■ Stated goal
Rewrite the lines of the records from the line containing "store-city: HAZLEHURST, Georgia" through the line containing "store-map-thumbnail[interactable]: [28, 828, 84, 884]", inclusive, changing "JARMAN ST" to "JARMAN STREET" and keeping everything else unchanged.

[start Information shown]

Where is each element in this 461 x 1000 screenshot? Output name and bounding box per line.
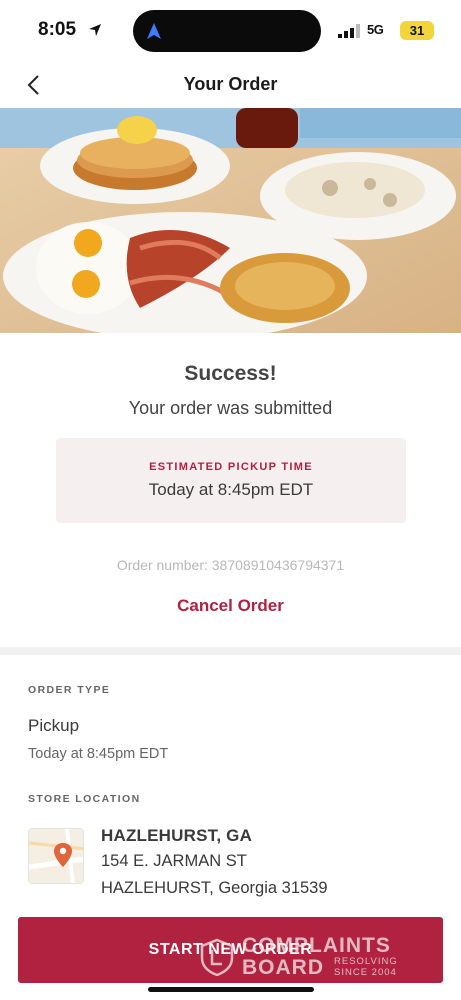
store-city: HAZLEHURST, Georgia 31539: [101, 879, 328, 897]
pickup-time-value: Today at 8:45pm EDT: [148, 480, 314, 499]
success-subtitle: Your order was submitted: [128, 398, 333, 418]
start-new-order-button[interactable]: START NEW ORDER: [18, 917, 443, 983]
navigation-arrow-icon: [147, 23, 161, 39]
status-bar: 8:05 5G 31: [0, 0, 461, 62]
success-title: Success!: [184, 362, 277, 385]
battery-icon: 31: [400, 21, 434, 40]
order-number: Order number: 38708910436794371: [116, 557, 345, 573]
order-type-value: Pickup: [28, 716, 80, 735]
store-street: 154 E. JARMAN ST: [101, 852, 247, 870]
pickup-time-label: ESTIMATED PICKUP TIME: [149, 461, 313, 473]
start-new-order-label: START NEW ORDER: [148, 941, 313, 958]
store-map-thumbnail[interactable]: [28, 828, 84, 884]
store-location-label: STORE LOCATION: [28, 793, 141, 805]
pickup-time-card: ESTIMATED PICKUP TIME Today at 8:45pm ED…: [56, 438, 406, 523]
page-title: Your Order: [183, 74, 278, 94]
location-arrow-icon: [89, 24, 101, 36]
hero-image: [0, 108, 461, 333]
breakfast-photo: [0, 108, 461, 333]
cellular-signal-icon: [338, 24, 360, 38]
network-type: 5G: [367, 22, 384, 37]
store-name: HAZLEHURST, GA: [101, 826, 253, 845]
order-type-label: ORDER TYPE: [28, 684, 111, 696]
home-indicator[interactable]: [148, 987, 314, 992]
order-type-time: Today at 8:45pm EDT: [28, 746, 169, 762]
nav-header: Your Order: [0, 62, 461, 108]
cancel-order-button[interactable]: Cancel Order: [0, 596, 461, 616]
map-pin-icon: [29, 829, 83, 883]
section-divider: [0, 647, 461, 655]
status-time: 8:05: [38, 19, 77, 40]
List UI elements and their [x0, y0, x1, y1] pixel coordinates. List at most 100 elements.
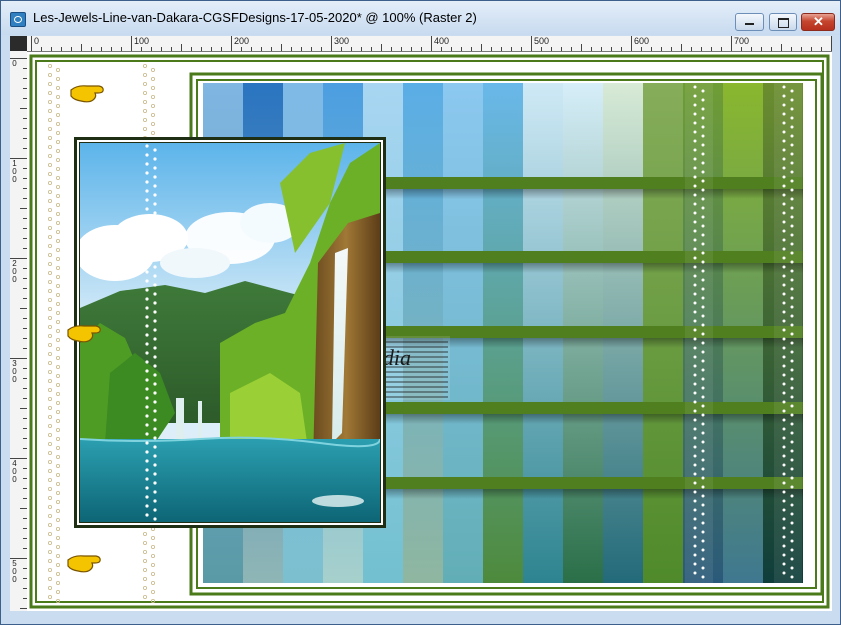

[end Information shown]

■ Written answer
store-city: HAZLEHURST, Georgia 31539: [101, 879, 328, 897]
pickup-time-value: Today at 8:45pm EDT: [148, 480, 314, 499]
success-subtitle: Your order was submitted: [128, 398, 333, 418]
start-new-order-button[interactable]: START NEW ORDER: [18, 917, 443, 983]
navigation-arrow-icon: [147, 23, 161, 39]
status-bar: 8:05 5G 31: [0, 0, 461, 62]
success-title: Success!: [184, 362, 277, 385]
battery-icon: 31: [400, 21, 434, 40]
order-number: Order number: 38708910436794371: [116, 557, 345, 573]
order-type-value: Pickup: [28, 716, 80, 735]
store-street: 154 E. JARMAN STREET: [101, 852, 247, 870]
pickup-time-label: ESTIMATED PICKUP TIME: [149, 461, 313, 473]
start-new-order-label: START NEW ORDER: [148, 941, 313, 958]
store-map-thumbnail[interactable]: [28, 828, 84, 884]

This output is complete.